◆ **Your instructions**
Leave out the pictures, and quote exactly the lines running from the one with "What data populates" through the last line of the entries below.

◆ **Data for the task**
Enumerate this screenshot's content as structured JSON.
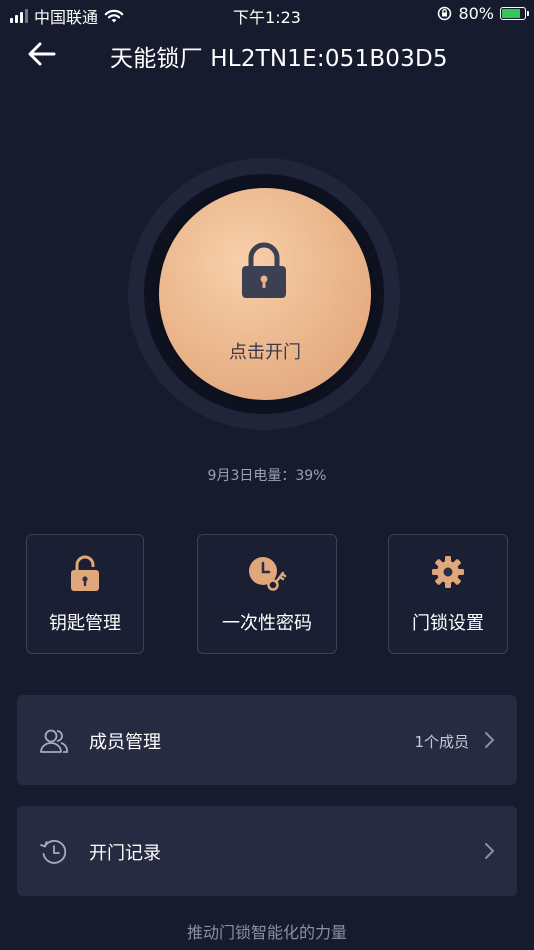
{
  "status_bar": {
    "carrier": "中国联通",
    "time": "下午1:23",
    "battery": "80%"
  },
  "nav": {
    "title": "天能锁厂 HL2TN1E:051B03D5"
  },
  "unlock": {
    "label": "点击开门"
  },
  "battery_info": "9月3日电量：39%",
  "tiles": [
    {
      "label": "钥匙管理",
      "icon": "padlock-icon"
    },
    {
      "label": "一次性密码",
      "icon": "clock-key-icon"
    },
    {
      "label": "门锁设置",
      "icon": "gear-icon"
    }
  ],
  "rows": [
    {
      "label": "成员管理",
      "value": "1个成员",
      "icon": "members-icon"
    },
    {
      "label": "开门记录",
      "value": "",
      "icon": "history-icon"
    }
  ],
  "footer": "推动门锁智能化的力量",
  "colors": {
    "background": "#171b2e",
    "accent_gold": "#eab48a",
    "card": "#262b42"
  }
}
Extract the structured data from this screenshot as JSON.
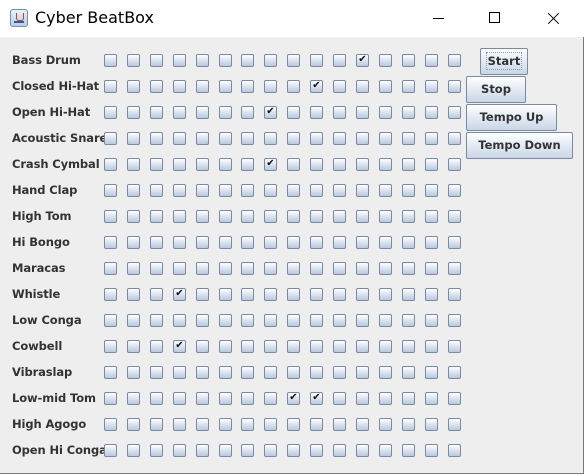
{
  "window": {
    "title": "Cyber BeatBox",
    "icon": "java-cup-icon",
    "controls": [
      "minimize-icon",
      "maximize-icon",
      "close-icon"
    ]
  },
  "beat_grid": {
    "columns": 16,
    "check_mark": "✔",
    "instruments": [
      {
        "label": "Bass Drum",
        "checked": [
          11
        ]
      },
      {
        "label": "Closed Hi-Hat",
        "checked": [
          9
        ]
      },
      {
        "label": "Open Hi-Hat",
        "checked": [
          7
        ]
      },
      {
        "label": "Acoustic Snare",
        "checked": []
      },
      {
        "label": "Crash Cymbal",
        "checked": [
          7
        ]
      },
      {
        "label": "Hand Clap",
        "checked": []
      },
      {
        "label": "High Tom",
        "checked": []
      },
      {
        "label": "Hi Bongo",
        "checked": []
      },
      {
        "label": "Maracas",
        "checked": []
      },
      {
        "label": "Whistle",
        "checked": [
          3
        ]
      },
      {
        "label": "Low Conga",
        "checked": []
      },
      {
        "label": "Cowbell",
        "checked": [
          3
        ]
      },
      {
        "label": "Vibraslap",
        "checked": []
      },
      {
        "label": "Low-mid Tom",
        "checked": [
          8,
          9
        ]
      },
      {
        "label": "High Agogo",
        "checked": []
      },
      {
        "label": "Open Hi Conga",
        "checked": []
      }
    ]
  },
  "controls": {
    "start_label": "Start",
    "stop_label": "Stop",
    "tempo_up_label": "Tempo Up",
    "tempo_down_label": "Tempo Down"
  }
}
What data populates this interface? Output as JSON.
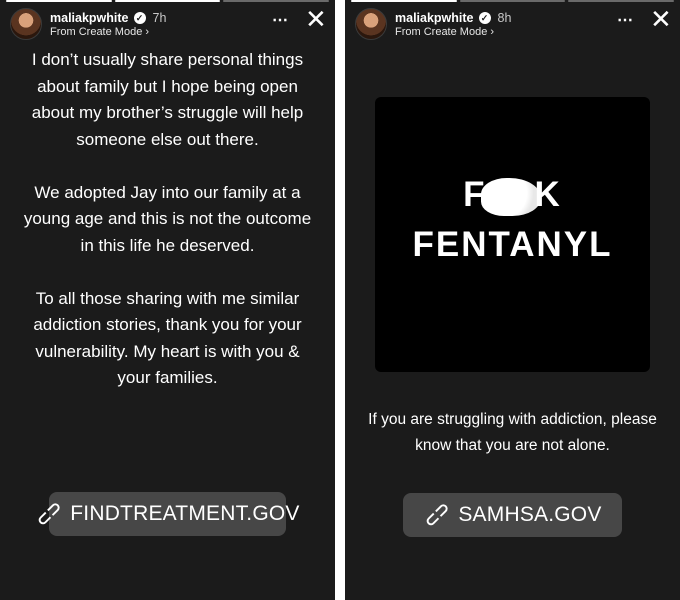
{
  "stories": [
    {
      "username": "maliakpwhite",
      "time": "7h",
      "subtitle": "From Create Mode ›",
      "more": "⋯",
      "close": "✕",
      "paragraphs": [
        "I don’t usually share personal things about family but I hope being open about my brother’s struggle will help someone else out there.",
        "We  adopted Jay into our family at a young age and this is not the outcome in this life he deserved.",
        "To all those sharing with me similar addiction stories, thank you for your vulnerability. My heart is with you & your families."
      ],
      "link": "FINDTREATMENT.GOV"
    },
    {
      "username": "maliakpwhite",
      "time": "8h",
      "subtitle": "From Create Mode ›",
      "more": "⋯",
      "close": "✕",
      "graphic": {
        "line1_start": "F",
        "line1_end": "K",
        "line2": "FENTANYL"
      },
      "caption": "If you are struggling with addiction, please know that you are not alone.",
      "link": "SAMHSA.GOV"
    }
  ],
  "icons": {
    "verified": "verified-badge-icon",
    "link": "link-icon",
    "more": "more-icon",
    "close": "close-icon"
  }
}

◆ **Worked answer**
What data populates this interface? Output as JSON.
{
  "stories": [
    {
      "username": "maliakpwhite",
      "time": "7h",
      "subtitle": "From Create Mode ›",
      "more": "⋯",
      "close": "✕",
      "paragraphs": [
        "I don’t usually share personal things about family but I hope being open about my brother’s struggle will help someone else out there.",
        "We  adopted Jay into our family at a young age and this is not the outcome in this life he deserved.",
        "To all those sharing with me similar addiction stories, thank you for your vulnerability. My heart is with you & your families."
      ],
      "link": "FINDTREATMENT.GOV"
    },
    {
      "username": "maliakpwhite",
      "time": "8h",
      "subtitle": "From Create Mode ›",
      "more": "⋯",
      "close": "✕",
      "graphic": {
        "line1_start": "F",
        "line1_end": "K",
        "line2": "FENTANYL"
      },
      "caption": "If you are struggling with addiction, please know that you are not alone.",
      "link": "SAMHSA.GOV"
    }
  ],
  "icons": {
    "verified": "verified-badge-icon",
    "link": "link-icon",
    "more": "more-icon",
    "close": "close-icon"
  }
}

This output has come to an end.